## Your task
The entries are to be returned exactly, with images left out.

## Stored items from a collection
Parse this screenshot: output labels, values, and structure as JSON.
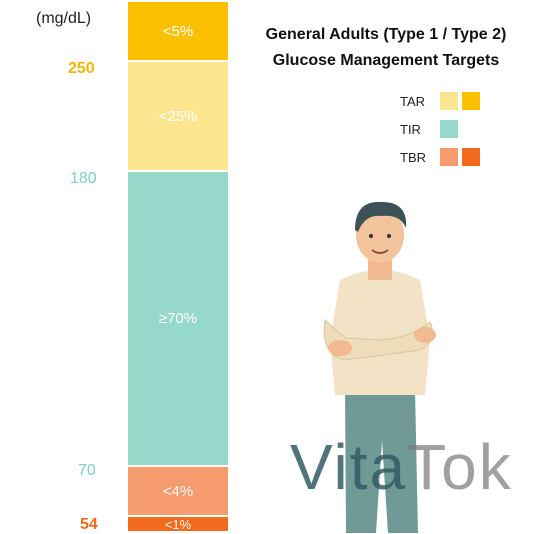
{
  "chart_data": {
    "type": "stacked-bar",
    "title_line1": "General Adults (Type 1 / Type 2)",
    "title_line2": "Glucose Management Targets",
    "unit": "(mg/dL)",
    "ticks": [
      {
        "label": "250",
        "color": "#f2b705"
      },
      {
        "label": "180",
        "color": "#7fd1c3"
      },
      {
        "label": "70",
        "color": "#7fd1c3"
      },
      {
        "label": "54",
        "color": "#f26a1b"
      }
    ],
    "segments": [
      {
        "label": "<5%",
        "color": "#fbc100"
      },
      {
        "label": "<25%",
        "color": "#fde58f"
      },
      {
        "label": "≥70%",
        "color": "#96d8ca"
      },
      {
        "label": "<4%",
        "color": "#f59b6d"
      },
      {
        "label": "<1%",
        "color": "#f26a1b"
      }
    ],
    "legend": [
      {
        "name": "TAR",
        "colors": [
          "#fde58f",
          "#fbc100"
        ]
      },
      {
        "name": "TIR",
        "colors": [
          "#96d8ca"
        ]
      },
      {
        "name": "TBR",
        "colors": [
          "#f59b6d",
          "#f26a1b"
        ]
      }
    ]
  },
  "watermark": {
    "part1": "Vita",
    "part2": "Tok"
  },
  "illustration": {
    "icon": "man-arms-crossed-icon"
  }
}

## Correct answer
Parse this screenshot: output labels, values, and structure as JSON.
{
  "chart_data": {
    "type": "stacked-bar",
    "title_line1": "General Adults (Type 1 / Type 2)",
    "title_line2": "Glucose Management Targets",
    "unit": "(mg/dL)",
    "ticks": [
      {
        "label": "250",
        "color": "#f2b705"
      },
      {
        "label": "180",
        "color": "#7fd1c3"
      },
      {
        "label": "70",
        "color": "#7fd1c3"
      },
      {
        "label": "54",
        "color": "#f26a1b"
      }
    ],
    "segments": [
      {
        "label": "<5%",
        "color": "#fbc100"
      },
      {
        "label": "<25%",
        "color": "#fde58f"
      },
      {
        "label": "≥70%",
        "color": "#96d8ca"
      },
      {
        "label": "<4%",
        "color": "#f59b6d"
      },
      {
        "label": "<1%",
        "color": "#f26a1b"
      }
    ],
    "legend": [
      {
        "name": "TAR",
        "colors": [
          "#fde58f",
          "#fbc100"
        ]
      },
      {
        "name": "TIR",
        "colors": [
          "#96d8ca"
        ]
      },
      {
        "name": "TBR",
        "colors": [
          "#f59b6d",
          "#f26a1b"
        ]
      }
    ]
  },
  "watermark": {
    "part1": "Vita",
    "part2": "Tok"
  },
  "illustration": {
    "icon": "man-arms-crossed-icon"
  }
}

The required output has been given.